What the task asks:
Identify the lines that contain the string "text", then copy each of them.

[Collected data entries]

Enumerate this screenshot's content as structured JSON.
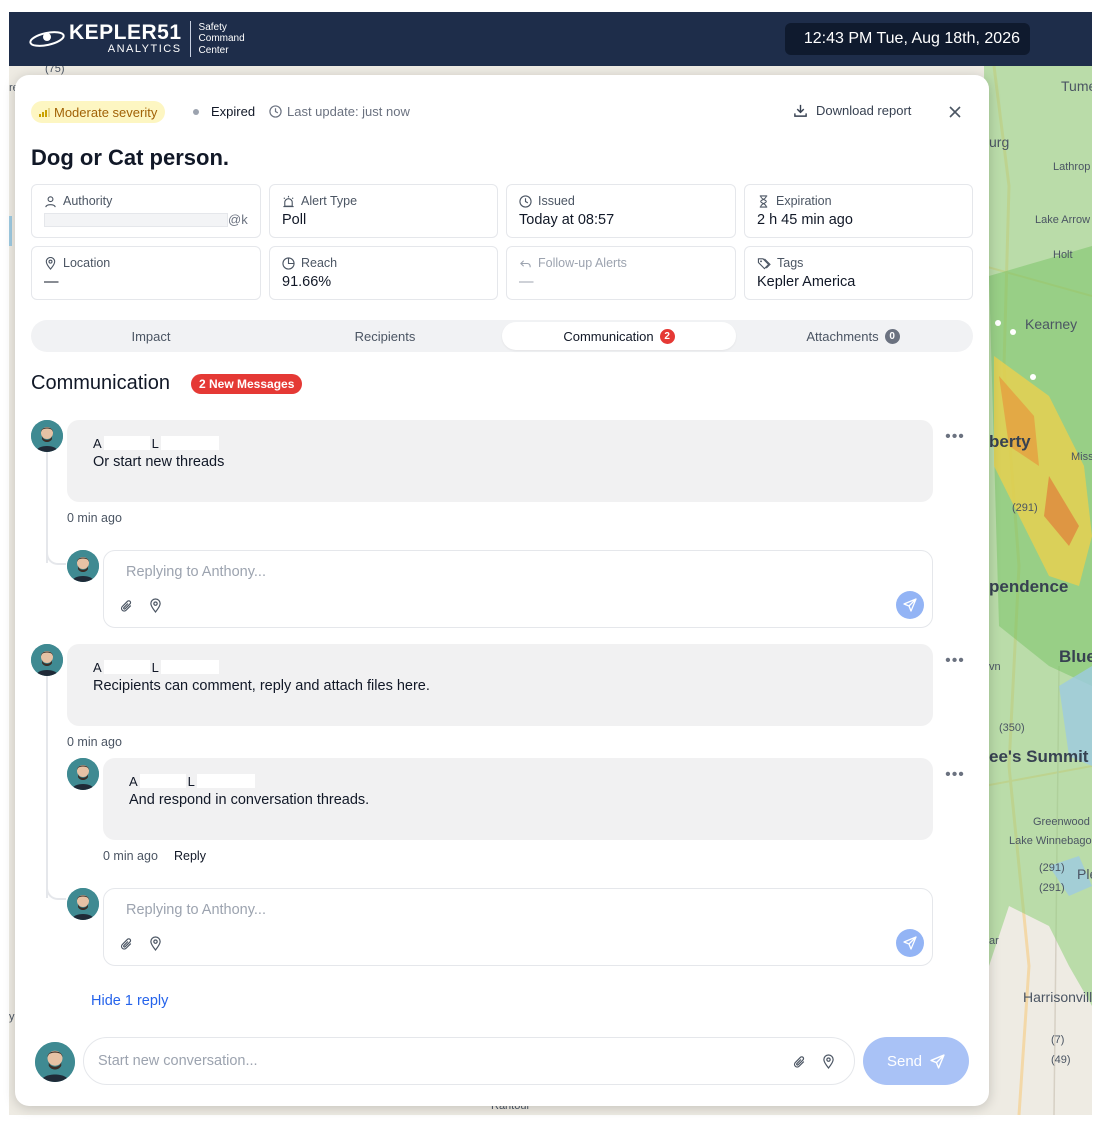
{
  "header": {
    "logo_word": "KEPLER51",
    "logo_sub": "ANALYTICS",
    "logo_tag_lines": [
      "Safety",
      "Command",
      "Center"
    ],
    "datetime": "12:43 PM Tue, Aug 18th, 2026"
  },
  "map": {
    "labels": [
      "(75)",
      "Tume",
      "urg",
      "Lathrop",
      "Lake Arrow",
      "Holt",
      "Kearney",
      "berty",
      "Miss",
      "(291)",
      "pendence",
      "Blue",
      "vn",
      "(350)",
      "ee's Summit",
      "Greenwood",
      "Lake Winnebago",
      "(291)",
      "(291)",
      "Ple",
      "ar",
      "Harrisonville",
      "(7)",
      "(49)",
      "y",
      "re",
      "Rantoul"
    ]
  },
  "alert": {
    "severity": "Moderate severity",
    "status": "Expired",
    "last_update": "Last update: just now",
    "download_label": "Download report",
    "title": "Dog or Cat person.",
    "cards": {
      "authority": {
        "label": "Authority",
        "value_suffix": "@k..."
      },
      "alert_type": {
        "label": "Alert Type",
        "value": "Poll"
      },
      "issued": {
        "label": "Issued",
        "value": "Today at 08:57"
      },
      "expiration": {
        "label": "Expiration",
        "value": "2 h 45 min ago"
      },
      "location": {
        "label": "Location",
        "value": "—"
      },
      "reach": {
        "label": "Reach",
        "value": "91.66%"
      },
      "follow_up": {
        "label": "Follow-up Alerts",
        "value": "—"
      },
      "tags": {
        "label": "Tags",
        "value": "Kepler America"
      }
    }
  },
  "tabs": [
    {
      "label": "Impact"
    },
    {
      "label": "Recipients"
    },
    {
      "label": "Communication",
      "count": "2"
    },
    {
      "label": "Attachments",
      "count": "0"
    }
  ],
  "communication": {
    "title": "Communication",
    "new_badge": "2 New Messages",
    "author_initials": [
      "A",
      "L"
    ],
    "threads": [
      {
        "text": "Or start new threads",
        "time": "0 min ago"
      },
      {
        "text": "Recipients can comment, reply and attach files here.",
        "time": "0 min ago"
      }
    ],
    "nested_reply": {
      "text": "And respond in conversation threads.",
      "time": "0 min ago",
      "reply_label": "Reply"
    },
    "reply_placeholder": "Replying to Anthony...",
    "hide_replies": "Hide 1 reply",
    "new_conv_placeholder": "Start new conversation...",
    "send_label": "Send"
  },
  "colors": {
    "header_bg": "#1e2d4a",
    "severity_bg": "#fdf6c2",
    "badge_red": "#e53935",
    "link_blue": "#2563eb",
    "send_disabled": "#a9c2f6"
  }
}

Exercise result:
        "text": "Or start new threads",
        "text": "Recipients can comment, reply and attach files here.",
      "text": "And respond in conversation threads.",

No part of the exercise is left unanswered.